- Selection
— start —

| Kristin Branson
|
3
|
 |
|
04-04-2002 04:00 AM ET (US)
|
|
In response to Greg's question, I think the iteration in Figures 6 and 7 is the value iteration number (described in equation (4)). Iteration 0 represents the estimate of the Q* value function by Q_0, iteration 1 represents the estimate of the Q* value function by Q_1, ...
I thought that this paper thoroughly presented an interesting approach to this problem. Not being all that familiar with the targeted marketing problem, I would have appreciated a more in depth motivation for the algorithm (other than the results), i.e. some demonstration of how hurtful the assumptions made in single-event targeted marketing could be. However, I am impressed that Bianca was able to do this all in just a few months -- it seems like applying reinforcement learning to this application requires a lot of thought and attention to detail.

— end —

- Data provided
— start —

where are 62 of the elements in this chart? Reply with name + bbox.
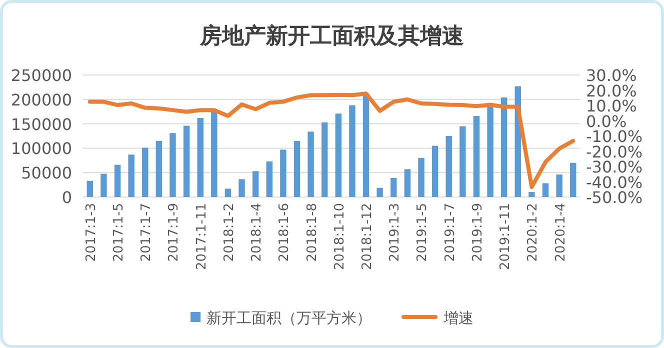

— end —

- Goal 1
According to the forum post about the targeted marketing paper, what does the iteration in Figures 6 and 7 refer to?
- Goal 2
Carry the forum post about the targeted marketing paper further, starting after its last sentence.
The listing is material separate from the forum post about the targeted marketing paper.

- Final answer 1
The value iteration number described in equation (4).

- Final answer 2
I am having trouble figuring out exactly what constitutes a single state. With the assumption of a finite number of states but continuous valued probability and amount of donation functions, as well as a large number of customer profiles that will change with time in different ways depending on what actions are taken, it seems like the number of states necessary to represent all this information would be huge. Probably, there is some simplification that I missed that explains how the number of states is kept tractible. An example of a state would be very helpful to me.
Finally, I have a qualm with the introduction to reinforcement learning and MDP's (section 2.1). I think equation (2) is missing some mention of the reward for performing action a in state s at the initial time, if it is to be consistent with equation (3). I also think section 2.1 requires a mention/emphasis of the assumption that, for MDP's, the state, action, and reward at time t+1 only depends on the state at time t.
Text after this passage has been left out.